*WHAT THE TASK ASKS*
Pull out every line below that contains the word "this".

*Data records*
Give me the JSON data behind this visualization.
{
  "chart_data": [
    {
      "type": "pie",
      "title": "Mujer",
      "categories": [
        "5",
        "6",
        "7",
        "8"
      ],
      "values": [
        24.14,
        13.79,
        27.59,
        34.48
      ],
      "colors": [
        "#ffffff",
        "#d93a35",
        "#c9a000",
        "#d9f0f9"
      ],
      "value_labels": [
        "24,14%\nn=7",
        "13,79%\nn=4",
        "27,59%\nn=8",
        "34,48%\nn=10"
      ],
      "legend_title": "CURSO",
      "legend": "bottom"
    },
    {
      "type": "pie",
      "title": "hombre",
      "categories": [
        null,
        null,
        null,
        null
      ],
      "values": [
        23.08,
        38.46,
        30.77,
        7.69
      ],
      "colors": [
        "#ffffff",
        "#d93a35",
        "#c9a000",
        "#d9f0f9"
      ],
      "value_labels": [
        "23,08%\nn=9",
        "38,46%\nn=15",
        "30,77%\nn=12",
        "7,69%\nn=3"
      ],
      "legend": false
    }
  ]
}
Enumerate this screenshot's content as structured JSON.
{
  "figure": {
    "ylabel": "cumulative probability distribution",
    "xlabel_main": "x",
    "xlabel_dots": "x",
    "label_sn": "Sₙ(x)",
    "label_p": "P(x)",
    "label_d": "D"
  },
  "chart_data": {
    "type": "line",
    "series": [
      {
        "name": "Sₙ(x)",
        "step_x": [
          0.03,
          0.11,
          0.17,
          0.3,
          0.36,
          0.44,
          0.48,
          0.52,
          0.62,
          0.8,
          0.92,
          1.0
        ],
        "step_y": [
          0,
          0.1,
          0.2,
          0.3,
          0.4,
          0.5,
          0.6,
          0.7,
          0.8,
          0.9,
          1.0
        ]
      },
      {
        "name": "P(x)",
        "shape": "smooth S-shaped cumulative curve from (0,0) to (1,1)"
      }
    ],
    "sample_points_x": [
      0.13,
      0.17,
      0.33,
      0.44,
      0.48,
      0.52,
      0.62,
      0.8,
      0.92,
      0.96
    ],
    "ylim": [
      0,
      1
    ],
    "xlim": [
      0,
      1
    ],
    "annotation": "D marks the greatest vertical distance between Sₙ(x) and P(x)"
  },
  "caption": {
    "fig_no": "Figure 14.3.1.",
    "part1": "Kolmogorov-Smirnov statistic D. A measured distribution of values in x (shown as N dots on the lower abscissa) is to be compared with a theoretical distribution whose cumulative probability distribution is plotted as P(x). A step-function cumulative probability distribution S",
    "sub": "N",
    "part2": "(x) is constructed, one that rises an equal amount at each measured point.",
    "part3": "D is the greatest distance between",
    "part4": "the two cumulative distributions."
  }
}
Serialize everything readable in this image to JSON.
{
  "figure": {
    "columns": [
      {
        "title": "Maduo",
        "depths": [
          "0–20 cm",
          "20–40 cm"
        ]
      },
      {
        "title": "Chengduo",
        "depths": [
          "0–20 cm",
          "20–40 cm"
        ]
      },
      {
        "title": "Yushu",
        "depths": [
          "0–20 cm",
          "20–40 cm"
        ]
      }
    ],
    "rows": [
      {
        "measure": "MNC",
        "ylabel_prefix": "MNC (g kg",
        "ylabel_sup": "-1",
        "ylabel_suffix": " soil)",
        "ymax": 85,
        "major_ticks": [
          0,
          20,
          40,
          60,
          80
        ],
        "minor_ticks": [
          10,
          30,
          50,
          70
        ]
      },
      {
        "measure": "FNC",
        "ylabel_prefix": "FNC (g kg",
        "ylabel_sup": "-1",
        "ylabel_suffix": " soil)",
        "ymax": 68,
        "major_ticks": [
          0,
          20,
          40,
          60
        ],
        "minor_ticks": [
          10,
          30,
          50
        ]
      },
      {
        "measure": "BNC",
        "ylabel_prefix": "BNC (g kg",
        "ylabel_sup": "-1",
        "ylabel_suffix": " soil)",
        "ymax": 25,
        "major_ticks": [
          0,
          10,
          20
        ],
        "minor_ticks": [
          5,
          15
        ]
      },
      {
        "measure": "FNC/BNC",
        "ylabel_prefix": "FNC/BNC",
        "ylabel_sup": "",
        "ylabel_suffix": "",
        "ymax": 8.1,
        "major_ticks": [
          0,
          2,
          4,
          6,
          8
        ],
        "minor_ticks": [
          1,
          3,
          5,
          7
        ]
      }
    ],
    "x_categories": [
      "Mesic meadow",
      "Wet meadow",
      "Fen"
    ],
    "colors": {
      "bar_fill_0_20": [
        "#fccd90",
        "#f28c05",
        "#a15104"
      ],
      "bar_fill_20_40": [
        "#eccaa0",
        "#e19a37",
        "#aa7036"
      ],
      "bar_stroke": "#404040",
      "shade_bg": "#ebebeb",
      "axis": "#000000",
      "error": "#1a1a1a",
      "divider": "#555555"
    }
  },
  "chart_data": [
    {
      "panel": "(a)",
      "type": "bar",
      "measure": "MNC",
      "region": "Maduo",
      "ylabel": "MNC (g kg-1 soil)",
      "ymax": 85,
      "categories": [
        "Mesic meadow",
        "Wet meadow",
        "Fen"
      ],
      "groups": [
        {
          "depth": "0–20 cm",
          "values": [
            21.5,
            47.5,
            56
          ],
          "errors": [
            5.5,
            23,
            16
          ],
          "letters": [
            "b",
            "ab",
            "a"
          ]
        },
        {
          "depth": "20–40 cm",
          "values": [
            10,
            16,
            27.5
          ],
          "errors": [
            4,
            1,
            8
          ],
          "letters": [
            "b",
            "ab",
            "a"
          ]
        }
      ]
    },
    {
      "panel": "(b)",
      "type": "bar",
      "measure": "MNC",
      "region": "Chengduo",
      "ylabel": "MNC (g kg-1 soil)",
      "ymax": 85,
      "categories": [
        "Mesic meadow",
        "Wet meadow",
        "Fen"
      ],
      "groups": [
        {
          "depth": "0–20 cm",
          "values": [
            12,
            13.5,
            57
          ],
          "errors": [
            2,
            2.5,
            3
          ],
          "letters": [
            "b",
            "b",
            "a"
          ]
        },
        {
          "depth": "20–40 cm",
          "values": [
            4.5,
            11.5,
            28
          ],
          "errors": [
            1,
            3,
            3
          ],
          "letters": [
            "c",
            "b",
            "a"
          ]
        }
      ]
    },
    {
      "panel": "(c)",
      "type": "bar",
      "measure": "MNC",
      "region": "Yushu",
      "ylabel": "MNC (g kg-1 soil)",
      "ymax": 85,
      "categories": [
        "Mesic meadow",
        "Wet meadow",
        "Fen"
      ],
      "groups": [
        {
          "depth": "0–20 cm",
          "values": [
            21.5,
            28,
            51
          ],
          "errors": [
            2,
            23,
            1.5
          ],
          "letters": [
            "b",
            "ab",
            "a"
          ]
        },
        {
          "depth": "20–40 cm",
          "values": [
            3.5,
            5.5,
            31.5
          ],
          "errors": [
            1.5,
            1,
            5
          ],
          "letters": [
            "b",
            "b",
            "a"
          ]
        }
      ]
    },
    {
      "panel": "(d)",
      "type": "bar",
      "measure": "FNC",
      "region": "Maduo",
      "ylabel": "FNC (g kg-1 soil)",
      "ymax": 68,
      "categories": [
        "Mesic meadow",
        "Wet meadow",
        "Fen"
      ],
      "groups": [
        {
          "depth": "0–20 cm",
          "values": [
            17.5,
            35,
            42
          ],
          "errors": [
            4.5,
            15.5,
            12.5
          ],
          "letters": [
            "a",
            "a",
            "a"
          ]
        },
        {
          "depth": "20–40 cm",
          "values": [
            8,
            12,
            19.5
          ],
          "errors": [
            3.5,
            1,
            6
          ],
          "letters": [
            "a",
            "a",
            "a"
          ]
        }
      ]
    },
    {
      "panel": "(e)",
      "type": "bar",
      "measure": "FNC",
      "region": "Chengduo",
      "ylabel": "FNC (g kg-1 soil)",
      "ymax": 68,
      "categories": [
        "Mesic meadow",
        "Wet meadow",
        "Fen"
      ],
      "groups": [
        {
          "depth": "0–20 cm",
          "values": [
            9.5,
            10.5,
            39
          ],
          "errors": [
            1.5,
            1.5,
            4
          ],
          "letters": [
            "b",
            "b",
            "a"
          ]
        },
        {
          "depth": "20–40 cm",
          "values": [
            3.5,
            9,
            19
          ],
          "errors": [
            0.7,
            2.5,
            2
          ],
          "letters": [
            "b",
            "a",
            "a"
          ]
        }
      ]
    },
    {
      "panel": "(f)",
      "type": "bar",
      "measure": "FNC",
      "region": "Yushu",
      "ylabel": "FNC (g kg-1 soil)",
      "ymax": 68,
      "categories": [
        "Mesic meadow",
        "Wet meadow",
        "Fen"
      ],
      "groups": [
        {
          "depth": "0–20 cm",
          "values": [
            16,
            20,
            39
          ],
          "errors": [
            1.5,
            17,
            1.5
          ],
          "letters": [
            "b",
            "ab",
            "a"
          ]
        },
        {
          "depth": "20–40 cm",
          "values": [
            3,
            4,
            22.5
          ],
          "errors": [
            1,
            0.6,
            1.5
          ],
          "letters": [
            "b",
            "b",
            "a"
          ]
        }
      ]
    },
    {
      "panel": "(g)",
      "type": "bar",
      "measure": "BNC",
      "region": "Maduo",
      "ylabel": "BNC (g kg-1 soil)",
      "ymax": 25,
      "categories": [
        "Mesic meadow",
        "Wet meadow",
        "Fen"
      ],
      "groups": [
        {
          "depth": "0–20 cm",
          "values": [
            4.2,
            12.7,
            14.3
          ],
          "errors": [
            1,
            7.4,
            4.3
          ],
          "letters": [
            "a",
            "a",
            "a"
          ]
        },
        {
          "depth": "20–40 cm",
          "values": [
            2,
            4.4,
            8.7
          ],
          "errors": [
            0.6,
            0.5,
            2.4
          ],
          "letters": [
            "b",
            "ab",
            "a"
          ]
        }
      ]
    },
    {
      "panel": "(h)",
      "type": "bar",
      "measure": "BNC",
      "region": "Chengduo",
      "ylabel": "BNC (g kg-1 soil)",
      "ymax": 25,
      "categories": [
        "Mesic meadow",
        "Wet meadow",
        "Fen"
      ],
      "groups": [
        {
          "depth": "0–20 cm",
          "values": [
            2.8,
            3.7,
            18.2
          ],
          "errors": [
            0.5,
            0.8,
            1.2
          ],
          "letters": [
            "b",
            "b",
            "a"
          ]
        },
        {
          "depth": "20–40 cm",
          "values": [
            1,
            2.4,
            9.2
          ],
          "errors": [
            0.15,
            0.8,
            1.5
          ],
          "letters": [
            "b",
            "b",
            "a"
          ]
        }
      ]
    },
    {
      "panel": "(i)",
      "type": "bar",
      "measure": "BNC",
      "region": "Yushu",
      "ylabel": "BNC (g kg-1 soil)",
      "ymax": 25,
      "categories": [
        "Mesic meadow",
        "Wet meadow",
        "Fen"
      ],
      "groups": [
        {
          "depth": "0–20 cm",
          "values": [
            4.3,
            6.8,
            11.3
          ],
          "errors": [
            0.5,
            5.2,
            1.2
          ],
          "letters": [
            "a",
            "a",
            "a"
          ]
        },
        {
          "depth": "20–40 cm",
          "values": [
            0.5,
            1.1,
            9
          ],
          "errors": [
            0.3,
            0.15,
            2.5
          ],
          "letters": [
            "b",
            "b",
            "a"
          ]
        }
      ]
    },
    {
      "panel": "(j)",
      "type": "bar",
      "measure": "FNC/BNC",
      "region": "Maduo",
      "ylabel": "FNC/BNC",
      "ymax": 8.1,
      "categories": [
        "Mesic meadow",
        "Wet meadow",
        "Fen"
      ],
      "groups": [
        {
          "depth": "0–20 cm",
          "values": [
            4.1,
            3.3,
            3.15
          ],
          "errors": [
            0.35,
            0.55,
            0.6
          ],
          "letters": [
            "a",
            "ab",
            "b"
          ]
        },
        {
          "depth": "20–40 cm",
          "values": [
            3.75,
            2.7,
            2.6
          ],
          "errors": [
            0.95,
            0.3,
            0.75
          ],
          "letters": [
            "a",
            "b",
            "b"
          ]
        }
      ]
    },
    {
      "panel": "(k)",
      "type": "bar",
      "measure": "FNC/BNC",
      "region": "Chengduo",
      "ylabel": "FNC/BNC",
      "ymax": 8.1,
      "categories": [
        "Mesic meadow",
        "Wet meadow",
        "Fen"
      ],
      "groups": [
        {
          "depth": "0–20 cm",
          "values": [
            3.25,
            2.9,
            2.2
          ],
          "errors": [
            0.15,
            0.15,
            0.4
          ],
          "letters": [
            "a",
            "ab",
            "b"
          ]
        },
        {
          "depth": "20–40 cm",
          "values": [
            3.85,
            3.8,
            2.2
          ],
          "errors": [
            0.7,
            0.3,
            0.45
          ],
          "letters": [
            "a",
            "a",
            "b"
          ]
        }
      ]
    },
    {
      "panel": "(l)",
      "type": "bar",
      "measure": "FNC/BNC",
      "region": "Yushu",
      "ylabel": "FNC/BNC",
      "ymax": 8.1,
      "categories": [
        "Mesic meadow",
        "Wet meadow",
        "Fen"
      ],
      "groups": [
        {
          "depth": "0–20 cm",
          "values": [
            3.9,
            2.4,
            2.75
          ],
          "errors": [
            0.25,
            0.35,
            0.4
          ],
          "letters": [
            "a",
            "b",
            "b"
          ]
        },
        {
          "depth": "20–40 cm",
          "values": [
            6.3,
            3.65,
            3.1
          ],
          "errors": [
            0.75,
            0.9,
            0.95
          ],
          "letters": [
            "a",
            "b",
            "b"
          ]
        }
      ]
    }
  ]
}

*OUTPUT BELOW*
Give me the JSON data behind this visualization.
Enumerate this screenshot's content as structured JSON.
Serialize everything readable in this image to JSON.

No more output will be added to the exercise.